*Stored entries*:
'''
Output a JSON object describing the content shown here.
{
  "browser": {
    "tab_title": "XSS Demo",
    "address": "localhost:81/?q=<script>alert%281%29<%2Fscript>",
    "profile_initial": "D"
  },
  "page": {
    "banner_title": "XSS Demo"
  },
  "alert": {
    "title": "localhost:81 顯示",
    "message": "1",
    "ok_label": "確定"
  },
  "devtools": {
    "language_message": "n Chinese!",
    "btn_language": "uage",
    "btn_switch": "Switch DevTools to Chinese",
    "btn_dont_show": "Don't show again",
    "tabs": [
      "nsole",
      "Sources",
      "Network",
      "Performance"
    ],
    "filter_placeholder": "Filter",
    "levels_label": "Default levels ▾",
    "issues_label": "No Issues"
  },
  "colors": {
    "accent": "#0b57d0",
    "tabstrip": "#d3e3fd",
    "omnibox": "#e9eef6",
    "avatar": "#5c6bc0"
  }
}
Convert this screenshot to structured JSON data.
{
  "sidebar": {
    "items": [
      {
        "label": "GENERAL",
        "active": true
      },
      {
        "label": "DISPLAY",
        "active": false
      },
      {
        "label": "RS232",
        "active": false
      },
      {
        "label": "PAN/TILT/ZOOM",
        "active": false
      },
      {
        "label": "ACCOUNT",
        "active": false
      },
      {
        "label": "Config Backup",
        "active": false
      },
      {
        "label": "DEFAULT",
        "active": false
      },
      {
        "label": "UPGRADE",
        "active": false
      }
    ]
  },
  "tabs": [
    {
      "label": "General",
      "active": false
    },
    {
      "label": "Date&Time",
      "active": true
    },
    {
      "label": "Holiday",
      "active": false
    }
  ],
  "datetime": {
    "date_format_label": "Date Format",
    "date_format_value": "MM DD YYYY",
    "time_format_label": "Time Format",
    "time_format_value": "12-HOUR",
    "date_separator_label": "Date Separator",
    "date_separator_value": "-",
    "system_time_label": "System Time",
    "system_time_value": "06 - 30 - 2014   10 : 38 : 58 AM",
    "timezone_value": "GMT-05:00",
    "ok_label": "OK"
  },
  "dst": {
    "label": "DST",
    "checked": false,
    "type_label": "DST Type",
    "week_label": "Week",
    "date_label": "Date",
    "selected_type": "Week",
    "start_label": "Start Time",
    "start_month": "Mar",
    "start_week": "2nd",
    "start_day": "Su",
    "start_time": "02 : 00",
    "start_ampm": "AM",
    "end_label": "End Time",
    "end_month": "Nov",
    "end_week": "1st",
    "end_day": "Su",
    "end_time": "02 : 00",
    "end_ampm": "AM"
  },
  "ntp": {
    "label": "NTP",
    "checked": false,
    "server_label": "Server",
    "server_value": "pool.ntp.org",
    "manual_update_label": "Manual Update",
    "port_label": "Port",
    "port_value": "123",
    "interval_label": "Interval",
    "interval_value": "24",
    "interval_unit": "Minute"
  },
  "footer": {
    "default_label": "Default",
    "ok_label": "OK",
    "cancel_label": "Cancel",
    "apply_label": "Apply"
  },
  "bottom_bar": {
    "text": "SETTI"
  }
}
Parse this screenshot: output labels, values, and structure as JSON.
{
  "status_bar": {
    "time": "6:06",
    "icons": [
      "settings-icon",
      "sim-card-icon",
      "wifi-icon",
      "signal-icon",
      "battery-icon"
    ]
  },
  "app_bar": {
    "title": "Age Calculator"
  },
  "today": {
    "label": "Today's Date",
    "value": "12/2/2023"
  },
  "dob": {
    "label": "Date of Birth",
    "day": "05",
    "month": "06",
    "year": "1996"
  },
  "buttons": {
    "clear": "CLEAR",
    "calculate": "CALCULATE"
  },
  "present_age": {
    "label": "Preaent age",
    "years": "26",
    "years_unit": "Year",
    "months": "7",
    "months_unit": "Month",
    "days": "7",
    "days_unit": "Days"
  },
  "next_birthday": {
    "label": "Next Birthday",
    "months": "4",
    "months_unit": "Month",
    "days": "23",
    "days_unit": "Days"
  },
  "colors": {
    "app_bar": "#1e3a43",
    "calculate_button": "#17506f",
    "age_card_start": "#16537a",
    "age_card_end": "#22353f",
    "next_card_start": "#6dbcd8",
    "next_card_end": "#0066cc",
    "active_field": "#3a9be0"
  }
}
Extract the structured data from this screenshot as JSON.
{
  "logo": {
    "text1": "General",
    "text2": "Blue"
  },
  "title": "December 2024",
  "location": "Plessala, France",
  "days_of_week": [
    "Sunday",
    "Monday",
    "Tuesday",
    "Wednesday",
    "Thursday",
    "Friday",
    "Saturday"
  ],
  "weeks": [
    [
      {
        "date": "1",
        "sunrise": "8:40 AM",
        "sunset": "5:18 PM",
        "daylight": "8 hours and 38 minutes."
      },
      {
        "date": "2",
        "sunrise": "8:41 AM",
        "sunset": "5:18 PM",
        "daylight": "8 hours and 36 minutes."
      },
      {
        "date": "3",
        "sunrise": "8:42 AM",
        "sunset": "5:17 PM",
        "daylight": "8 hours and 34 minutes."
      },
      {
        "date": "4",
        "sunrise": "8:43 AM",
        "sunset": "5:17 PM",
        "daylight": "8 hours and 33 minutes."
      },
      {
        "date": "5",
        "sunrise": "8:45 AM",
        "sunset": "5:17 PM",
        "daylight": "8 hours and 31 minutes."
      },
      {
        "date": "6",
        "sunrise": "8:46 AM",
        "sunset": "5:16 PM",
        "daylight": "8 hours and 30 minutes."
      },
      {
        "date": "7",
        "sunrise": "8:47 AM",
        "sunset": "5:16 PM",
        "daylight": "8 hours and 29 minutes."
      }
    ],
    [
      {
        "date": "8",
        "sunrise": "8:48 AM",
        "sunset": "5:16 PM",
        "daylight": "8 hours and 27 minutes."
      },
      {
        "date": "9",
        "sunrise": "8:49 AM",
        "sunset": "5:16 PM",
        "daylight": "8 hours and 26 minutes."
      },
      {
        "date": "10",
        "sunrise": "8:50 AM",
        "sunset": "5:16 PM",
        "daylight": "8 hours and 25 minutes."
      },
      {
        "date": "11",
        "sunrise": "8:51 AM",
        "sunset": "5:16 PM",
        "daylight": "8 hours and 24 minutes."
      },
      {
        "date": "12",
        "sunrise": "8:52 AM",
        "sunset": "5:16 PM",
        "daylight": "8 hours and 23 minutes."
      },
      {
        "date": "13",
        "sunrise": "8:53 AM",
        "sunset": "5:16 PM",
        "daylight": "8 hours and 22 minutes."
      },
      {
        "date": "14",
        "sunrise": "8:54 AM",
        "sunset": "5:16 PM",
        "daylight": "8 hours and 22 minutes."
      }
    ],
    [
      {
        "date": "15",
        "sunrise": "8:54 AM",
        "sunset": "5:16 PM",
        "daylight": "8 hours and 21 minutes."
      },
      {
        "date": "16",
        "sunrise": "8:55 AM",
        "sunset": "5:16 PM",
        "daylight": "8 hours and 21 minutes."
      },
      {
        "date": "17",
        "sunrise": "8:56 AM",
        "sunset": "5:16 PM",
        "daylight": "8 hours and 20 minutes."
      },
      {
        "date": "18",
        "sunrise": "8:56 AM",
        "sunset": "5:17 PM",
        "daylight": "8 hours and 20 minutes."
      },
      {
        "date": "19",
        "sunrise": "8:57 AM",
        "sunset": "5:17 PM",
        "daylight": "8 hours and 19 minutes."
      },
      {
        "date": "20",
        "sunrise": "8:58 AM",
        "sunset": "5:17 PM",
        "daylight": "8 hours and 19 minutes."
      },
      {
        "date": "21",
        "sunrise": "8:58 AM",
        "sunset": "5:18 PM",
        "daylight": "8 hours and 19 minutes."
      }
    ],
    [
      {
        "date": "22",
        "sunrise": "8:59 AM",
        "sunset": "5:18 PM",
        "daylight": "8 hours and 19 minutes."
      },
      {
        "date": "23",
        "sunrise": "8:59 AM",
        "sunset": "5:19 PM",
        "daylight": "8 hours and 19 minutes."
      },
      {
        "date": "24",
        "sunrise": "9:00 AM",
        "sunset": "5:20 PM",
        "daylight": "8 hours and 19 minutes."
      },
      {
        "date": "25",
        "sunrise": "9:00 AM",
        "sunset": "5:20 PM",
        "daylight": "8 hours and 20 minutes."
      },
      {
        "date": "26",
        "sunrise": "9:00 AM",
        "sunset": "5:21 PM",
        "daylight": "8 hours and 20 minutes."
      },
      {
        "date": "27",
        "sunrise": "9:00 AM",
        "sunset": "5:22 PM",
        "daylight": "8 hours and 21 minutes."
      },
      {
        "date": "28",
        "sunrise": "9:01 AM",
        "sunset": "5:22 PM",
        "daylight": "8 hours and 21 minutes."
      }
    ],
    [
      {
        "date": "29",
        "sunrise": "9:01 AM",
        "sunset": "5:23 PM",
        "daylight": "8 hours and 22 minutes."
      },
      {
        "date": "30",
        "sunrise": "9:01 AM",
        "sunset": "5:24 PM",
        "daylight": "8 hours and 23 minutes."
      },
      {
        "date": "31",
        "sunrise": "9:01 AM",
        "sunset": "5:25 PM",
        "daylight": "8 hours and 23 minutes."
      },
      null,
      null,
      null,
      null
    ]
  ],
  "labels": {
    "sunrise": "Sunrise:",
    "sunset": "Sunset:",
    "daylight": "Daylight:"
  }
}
'''
*Problem to work on*: Find all the lines containing "this" in the material, then copy them.

*Reply*:
Convert this screenshot to structured JSON data.
Parse this screenshot: output labels, values, and structure as JSON.
Extract the structured data from this screenshot as JSON.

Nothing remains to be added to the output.